### Record list
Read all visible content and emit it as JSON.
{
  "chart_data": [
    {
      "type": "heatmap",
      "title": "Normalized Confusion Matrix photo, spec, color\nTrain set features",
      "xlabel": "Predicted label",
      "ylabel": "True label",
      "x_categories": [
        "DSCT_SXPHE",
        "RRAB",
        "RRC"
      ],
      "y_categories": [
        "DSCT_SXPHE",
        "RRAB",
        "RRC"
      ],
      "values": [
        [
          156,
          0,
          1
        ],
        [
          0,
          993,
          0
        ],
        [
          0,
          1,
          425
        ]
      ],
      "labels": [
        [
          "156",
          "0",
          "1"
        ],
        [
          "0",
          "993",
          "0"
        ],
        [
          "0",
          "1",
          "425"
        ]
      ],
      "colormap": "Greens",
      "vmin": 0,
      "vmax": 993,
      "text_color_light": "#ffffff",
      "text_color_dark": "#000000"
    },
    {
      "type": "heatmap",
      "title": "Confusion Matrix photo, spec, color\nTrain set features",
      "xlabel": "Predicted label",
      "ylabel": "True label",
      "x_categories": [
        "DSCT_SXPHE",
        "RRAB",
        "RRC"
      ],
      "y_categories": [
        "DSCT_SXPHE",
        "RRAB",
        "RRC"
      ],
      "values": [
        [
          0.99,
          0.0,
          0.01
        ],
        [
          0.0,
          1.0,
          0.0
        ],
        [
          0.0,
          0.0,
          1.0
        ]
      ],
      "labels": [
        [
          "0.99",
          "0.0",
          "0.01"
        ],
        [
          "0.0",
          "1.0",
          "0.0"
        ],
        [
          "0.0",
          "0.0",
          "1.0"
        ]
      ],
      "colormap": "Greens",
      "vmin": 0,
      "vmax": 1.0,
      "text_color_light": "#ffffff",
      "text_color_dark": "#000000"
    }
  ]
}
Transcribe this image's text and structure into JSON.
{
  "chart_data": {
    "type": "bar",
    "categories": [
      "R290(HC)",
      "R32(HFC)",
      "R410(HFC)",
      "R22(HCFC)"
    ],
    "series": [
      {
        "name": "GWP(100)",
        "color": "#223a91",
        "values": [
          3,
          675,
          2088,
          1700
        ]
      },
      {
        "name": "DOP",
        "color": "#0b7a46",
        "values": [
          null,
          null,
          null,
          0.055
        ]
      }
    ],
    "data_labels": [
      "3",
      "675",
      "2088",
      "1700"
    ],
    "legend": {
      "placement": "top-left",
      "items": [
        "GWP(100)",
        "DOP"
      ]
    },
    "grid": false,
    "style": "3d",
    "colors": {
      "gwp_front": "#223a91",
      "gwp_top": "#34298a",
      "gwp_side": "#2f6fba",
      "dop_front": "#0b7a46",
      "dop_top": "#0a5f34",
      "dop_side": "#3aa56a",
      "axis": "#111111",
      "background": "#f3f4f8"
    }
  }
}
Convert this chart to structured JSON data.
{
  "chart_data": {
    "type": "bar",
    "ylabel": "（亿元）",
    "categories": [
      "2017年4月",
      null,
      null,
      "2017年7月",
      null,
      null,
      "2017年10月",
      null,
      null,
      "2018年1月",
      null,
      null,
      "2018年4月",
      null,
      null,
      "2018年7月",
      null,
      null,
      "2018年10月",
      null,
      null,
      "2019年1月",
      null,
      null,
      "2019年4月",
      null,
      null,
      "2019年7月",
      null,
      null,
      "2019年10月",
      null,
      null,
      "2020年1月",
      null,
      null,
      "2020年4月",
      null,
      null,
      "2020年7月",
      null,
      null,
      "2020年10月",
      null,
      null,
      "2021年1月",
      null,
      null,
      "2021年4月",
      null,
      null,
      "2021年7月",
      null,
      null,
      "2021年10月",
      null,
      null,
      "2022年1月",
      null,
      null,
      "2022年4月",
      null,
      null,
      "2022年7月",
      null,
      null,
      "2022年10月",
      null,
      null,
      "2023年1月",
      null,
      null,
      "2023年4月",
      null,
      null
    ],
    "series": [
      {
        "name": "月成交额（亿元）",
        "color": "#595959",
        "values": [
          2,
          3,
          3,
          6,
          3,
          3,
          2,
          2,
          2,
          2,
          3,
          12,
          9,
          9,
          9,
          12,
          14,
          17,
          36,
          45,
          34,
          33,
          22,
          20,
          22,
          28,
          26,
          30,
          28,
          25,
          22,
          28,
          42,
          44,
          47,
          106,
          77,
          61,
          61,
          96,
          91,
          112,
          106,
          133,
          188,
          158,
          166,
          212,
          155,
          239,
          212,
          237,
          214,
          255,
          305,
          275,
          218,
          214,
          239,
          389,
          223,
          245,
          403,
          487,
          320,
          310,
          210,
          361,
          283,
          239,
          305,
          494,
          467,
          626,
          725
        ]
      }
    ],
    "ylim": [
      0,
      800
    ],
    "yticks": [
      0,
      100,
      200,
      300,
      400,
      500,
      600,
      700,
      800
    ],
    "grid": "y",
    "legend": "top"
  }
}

### Task to carry out
Copy all lines from the listing that contain "photo".

### The answer
      "title": "Normalized Confusion Matrix photo, spec, color\nTrain set features",
      "title": "Confusion Matrix photo, spec, color\nTrain set features",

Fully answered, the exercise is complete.